*Set of tasks*:
**a)** Rewrite the sim-to-real gap text from "The sim-to-real gap" up to and including "repeated physical testing.", replacing "engineers" with "technicians".
**b)** Continue the text on ABB Robotics and the sim-to-real gap from its last sentence.

The sim-to-real gap describes the difference between results achieved in simulation and performance in the real world. In robotics development, virtual testing often fails to reflect real conditions such as lighting variation, material behaviour or environmental complexity.

This gap limits the ability of manufacturers to design advanced manufacturing processes entirely within virtual environments. When simulations do not match physical performance, engineers must conduct repeated physical testing.

ABB Robotics is addressing this challenge by integrating Omniverse libraries into RobotStudio. The system delivers robotics simulation and synthetic data generation that reach up to 99 percent accuracy between virtual models and real-world operations.

ABB maintains an advantage through its virtual controller which runs the same firmware as the physical device. Because the virtual controller uses identical firmware to the hardware controller, simulation behaviour closely matches physical robot behaviour.

This is combined with ABB Robotics’ Absolute Accuracy, reducing positioning errors from 8-15 mm to around 0.5 mm, enabling precise motion control. This precision supports high-accuracy industrial applications in both digital simulation and physical manufacturing environments.

*Supplied material*:
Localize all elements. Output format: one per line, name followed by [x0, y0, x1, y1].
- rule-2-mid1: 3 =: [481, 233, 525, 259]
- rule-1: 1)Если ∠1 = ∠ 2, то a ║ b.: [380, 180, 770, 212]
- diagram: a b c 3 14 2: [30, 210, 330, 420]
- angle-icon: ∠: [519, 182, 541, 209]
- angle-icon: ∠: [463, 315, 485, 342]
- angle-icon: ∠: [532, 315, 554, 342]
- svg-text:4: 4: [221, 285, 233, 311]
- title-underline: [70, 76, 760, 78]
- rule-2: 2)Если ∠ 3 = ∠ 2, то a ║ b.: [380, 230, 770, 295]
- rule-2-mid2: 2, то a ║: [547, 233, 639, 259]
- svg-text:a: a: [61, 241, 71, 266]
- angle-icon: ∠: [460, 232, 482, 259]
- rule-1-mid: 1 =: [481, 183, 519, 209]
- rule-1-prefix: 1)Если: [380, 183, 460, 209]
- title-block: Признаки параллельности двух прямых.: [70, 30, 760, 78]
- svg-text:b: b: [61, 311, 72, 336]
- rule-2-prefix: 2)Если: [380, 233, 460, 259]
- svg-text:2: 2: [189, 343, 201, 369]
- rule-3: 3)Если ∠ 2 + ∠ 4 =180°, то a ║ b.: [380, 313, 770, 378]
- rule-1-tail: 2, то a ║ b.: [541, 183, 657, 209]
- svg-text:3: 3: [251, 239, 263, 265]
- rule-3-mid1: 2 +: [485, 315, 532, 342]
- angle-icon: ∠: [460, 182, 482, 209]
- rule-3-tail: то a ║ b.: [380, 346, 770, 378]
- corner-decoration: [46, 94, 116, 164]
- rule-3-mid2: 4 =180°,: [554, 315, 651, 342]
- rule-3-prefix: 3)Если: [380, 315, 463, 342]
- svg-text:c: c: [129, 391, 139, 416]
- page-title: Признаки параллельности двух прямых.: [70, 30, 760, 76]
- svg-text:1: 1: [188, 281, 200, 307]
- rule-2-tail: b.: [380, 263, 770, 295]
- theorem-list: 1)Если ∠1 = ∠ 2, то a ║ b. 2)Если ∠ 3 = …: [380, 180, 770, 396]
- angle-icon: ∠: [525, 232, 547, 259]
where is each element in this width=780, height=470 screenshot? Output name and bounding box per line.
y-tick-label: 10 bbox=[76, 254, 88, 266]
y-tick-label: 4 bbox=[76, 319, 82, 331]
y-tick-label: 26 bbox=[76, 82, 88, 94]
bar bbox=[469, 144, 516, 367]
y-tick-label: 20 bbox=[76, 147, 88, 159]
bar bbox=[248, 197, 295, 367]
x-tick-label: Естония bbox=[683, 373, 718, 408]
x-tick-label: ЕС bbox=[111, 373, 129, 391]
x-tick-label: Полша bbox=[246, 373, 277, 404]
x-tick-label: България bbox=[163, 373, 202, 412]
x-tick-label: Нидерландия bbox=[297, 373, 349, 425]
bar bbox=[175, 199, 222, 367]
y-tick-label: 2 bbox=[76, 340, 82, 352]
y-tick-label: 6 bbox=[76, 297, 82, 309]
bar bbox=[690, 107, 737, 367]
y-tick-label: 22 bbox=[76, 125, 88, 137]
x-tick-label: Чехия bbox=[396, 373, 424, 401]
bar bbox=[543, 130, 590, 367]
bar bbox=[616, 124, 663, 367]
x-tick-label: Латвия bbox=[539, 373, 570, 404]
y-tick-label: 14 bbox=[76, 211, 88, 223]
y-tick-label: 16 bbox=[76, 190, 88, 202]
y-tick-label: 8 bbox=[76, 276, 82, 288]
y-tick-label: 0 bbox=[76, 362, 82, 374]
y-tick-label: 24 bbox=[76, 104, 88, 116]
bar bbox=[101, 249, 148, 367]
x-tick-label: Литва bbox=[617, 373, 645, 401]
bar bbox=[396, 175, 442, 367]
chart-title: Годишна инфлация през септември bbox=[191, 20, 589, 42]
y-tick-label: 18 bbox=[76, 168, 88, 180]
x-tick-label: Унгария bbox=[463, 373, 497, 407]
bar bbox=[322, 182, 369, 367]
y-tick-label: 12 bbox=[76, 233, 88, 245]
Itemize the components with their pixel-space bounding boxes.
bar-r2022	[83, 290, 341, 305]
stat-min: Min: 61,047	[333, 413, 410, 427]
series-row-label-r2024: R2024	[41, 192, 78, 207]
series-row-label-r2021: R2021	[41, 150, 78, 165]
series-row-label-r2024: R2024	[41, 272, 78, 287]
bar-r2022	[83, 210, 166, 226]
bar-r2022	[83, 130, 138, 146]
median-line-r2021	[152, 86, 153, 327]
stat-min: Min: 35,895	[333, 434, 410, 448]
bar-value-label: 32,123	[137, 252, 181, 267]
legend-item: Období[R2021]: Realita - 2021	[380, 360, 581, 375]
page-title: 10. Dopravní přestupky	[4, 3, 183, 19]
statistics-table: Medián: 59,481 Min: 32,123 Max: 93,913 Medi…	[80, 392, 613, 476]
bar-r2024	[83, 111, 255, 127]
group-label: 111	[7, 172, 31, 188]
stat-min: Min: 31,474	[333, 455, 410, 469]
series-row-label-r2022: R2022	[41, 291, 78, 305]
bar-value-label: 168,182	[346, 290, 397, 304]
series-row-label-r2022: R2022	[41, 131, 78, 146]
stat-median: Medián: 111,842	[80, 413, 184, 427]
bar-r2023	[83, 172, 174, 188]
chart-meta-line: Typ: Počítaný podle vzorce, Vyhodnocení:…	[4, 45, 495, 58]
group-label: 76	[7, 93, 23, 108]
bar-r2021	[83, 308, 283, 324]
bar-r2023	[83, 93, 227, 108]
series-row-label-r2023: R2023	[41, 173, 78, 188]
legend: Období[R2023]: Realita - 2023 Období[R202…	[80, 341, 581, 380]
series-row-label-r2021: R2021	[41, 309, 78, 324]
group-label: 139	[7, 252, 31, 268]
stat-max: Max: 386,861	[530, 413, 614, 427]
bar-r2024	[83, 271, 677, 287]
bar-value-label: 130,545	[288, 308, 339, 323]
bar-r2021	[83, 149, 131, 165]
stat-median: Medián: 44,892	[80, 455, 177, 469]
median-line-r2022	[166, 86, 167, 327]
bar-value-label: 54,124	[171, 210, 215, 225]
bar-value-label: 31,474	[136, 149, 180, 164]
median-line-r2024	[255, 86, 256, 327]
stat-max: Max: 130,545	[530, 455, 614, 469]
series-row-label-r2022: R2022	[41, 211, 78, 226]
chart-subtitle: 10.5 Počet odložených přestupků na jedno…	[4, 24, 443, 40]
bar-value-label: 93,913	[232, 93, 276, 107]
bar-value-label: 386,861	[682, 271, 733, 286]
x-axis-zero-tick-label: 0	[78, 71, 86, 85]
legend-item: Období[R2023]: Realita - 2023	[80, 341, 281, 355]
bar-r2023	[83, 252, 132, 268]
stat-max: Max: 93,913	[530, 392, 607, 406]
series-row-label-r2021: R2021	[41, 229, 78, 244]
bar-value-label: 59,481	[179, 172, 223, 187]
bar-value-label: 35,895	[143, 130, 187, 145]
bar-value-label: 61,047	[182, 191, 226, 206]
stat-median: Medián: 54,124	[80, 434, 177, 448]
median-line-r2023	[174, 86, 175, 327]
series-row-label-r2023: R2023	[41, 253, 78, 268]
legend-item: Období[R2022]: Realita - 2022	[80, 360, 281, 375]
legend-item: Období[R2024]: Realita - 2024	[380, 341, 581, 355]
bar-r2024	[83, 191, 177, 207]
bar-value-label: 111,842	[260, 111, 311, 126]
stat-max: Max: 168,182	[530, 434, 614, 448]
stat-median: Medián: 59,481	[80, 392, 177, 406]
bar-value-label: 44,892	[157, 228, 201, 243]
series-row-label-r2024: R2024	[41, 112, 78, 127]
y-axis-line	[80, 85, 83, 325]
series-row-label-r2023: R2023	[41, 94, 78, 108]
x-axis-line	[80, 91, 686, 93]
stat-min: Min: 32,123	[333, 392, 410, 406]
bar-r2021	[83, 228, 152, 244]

*Answers to this exercise*:
**a)**
The sim-to-real gap describes the difference between results achieved in simulation and performance in the real world. In robotics development, virtual testing often fails to reflect real conditions such as lighting variation, material behaviour or environmental complexity.

This gap limits the ability of manufacturers to design advanced manufacturing processes entirely within virtual environments. When simulations do not match physical performance, technicians must conduct repeated physical testing.

**b)**
Manufacturers can therefore design, test and optimise production lines virtually, reducing setup and commissioning time by up to 80% and cutting costs by up to 40% by removing the need for physical prototypes. The speed at which complex products such as consumer electronics reach production lines increases by 50%, according to ABB Robotics analysis. 

Meanwhile, ABB Robotics is assessing the integration of the NVIDIA Jetson edge computing platform into its Omnicore controller, enabling real-time AI inference.

ABB Robotics RobotStudio, enabled by NVIDIA Omniverse libraries, is set to close the sim‑to‑real gap with 99% accuracy. Picture: NVIDIA

Industrial testing and early deployments

RobotStudio HyperReality is set to support industrial clients across multiple sectors. Select customers are already testing the tech before a wider release to ABB Robotics’ 60,000 RobotStudio users in the second half of 2026.

Foxconn, the world’s largest electronics contract manufacturer, is piloting the first joint use case in consumer electronics assembly, requiring precise pick-and-place and assembly control. 

Using RobotStudio HyperReality, Foxconn trains assembly robots in a virtual environment using synthetic data. The robots practise different production scenarios in simulation before moving to real production lines with 99% – removing the need for physical training and reduces setup time and cost.

Dr Zhe Shi, Chief Digital Officer of Foxconn, explains: "Precision is everything in consumer electronics manufacturing and, until now, this level of accuracy and fidelity just wasn’t possible in simulation and digital twins.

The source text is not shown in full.